*** DATA SHOWN Section Begins ***
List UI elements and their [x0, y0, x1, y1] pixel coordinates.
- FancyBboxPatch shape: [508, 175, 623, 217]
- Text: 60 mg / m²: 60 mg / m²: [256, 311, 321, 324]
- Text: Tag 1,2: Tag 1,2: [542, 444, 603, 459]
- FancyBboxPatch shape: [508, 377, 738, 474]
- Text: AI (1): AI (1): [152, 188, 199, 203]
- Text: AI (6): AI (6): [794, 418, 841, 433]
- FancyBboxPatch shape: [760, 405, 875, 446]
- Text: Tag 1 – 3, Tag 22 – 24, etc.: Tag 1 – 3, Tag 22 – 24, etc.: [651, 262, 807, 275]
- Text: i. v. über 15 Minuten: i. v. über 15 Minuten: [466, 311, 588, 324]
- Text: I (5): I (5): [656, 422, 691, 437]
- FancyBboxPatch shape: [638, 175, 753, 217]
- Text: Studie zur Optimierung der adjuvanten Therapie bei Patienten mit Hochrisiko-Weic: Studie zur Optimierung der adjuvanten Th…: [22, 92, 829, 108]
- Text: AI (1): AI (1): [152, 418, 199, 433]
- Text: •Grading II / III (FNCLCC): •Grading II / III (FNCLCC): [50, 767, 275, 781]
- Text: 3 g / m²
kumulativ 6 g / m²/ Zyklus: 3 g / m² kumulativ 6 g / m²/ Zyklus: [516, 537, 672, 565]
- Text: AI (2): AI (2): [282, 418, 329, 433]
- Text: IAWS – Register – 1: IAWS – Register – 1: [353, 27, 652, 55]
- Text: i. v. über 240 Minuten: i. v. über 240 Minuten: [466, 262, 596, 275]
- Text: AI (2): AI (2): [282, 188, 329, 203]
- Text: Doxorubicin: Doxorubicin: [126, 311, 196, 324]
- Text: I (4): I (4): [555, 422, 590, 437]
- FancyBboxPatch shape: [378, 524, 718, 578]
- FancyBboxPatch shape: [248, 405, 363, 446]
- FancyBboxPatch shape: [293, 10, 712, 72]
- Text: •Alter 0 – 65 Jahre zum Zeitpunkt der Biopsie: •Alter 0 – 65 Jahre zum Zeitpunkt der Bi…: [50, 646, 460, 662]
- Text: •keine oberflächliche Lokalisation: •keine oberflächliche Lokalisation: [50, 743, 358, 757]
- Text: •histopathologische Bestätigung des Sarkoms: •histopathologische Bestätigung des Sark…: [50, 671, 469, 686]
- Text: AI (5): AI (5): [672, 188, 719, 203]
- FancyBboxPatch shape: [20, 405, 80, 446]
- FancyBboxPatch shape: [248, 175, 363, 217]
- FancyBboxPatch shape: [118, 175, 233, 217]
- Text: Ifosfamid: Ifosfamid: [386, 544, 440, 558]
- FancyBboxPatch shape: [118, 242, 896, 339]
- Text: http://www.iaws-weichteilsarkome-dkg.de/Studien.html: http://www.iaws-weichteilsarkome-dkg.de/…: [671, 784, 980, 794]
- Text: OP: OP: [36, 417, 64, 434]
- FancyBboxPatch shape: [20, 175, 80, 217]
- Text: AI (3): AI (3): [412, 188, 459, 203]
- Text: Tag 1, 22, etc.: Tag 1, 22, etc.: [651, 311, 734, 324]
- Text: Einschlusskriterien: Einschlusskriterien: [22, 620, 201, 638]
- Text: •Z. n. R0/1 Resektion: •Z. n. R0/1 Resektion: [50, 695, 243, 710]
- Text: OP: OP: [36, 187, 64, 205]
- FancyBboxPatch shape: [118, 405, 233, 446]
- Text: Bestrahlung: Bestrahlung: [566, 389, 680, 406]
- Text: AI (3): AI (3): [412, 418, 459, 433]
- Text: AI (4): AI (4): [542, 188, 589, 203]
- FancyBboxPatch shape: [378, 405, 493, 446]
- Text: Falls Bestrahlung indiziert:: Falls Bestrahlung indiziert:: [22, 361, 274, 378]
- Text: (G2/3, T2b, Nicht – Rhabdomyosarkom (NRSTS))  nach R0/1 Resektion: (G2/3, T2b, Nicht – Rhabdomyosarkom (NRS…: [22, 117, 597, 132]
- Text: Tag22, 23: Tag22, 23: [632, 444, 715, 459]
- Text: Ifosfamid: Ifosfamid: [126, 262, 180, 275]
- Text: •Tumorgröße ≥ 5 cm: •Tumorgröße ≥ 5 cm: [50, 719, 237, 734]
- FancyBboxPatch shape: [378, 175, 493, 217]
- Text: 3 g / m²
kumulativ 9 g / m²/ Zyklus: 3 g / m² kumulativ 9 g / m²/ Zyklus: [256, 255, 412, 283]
*** DATA SHOWN Section Ends ***
Check each line of the data above for the word "Bestrahlung" and say how many lines contain it, giving nothing besides the number.

2